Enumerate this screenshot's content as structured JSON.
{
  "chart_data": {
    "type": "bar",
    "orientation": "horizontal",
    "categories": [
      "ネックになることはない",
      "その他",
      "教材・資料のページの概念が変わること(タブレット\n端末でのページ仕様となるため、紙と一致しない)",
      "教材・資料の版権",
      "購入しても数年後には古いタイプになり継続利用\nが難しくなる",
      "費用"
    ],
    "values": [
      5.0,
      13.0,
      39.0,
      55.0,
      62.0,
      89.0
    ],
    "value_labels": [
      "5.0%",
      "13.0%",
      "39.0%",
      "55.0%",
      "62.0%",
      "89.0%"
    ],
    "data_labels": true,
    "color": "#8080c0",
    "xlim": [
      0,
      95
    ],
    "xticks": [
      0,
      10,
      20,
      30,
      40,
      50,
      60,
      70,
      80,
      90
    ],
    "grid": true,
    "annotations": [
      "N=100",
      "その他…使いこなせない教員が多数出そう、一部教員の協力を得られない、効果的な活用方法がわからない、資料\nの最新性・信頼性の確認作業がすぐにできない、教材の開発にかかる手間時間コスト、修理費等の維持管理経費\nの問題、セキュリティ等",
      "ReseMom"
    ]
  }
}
+---+
Set down the entries verbatim, leaving none out.

Enumerate this screenshot's content as structured JSON.
{
  "chart_data": {
    "type": "bar",
    "orientation": "horizontal",
    "categories": [
      "ネックになることはない",
      "その他",
      "教材・資料のページの概念が変わること(タブレット\n端末でのページ仕様となるため、紙と一致しない)",
      "教材・資料の版権",
      "購入しても数年後には古いタイプになり継続利用\nが難しくなる",
      "費用"
    ],
    "values": [
      5.0,
      13.0,
      39.0,
      55.0,
      62.0,
      89.0
    ],
    "value_labels": [
      "5.0%",
      "13.0%",
      "39.0%",
      "55.0%",
      "62.0%",
      "89.0%"
    ],
    "data_labels": true,
    "color": "#8080c0",
    "xlim": [
      0,
      95
    ],
    "xticks": [
      0,
      10,
      20,
      30,
      40,
      50,
      60,
      70,
      80,
      90
    ],
    "grid": true,
    "annotations": [
      "N=100",
      "その他…使いこなせない教員が多数出そう、一部教員の協力を得られない、効果的な活用方法がわからない、資料\nの最新性・信頼性の確認作業がすぐにできない、教材の開発にかかる手間時間コスト、修理費等の維持管理経費\nの問題、セキュリティ等",
      "ReseMom"
    ]
  }
}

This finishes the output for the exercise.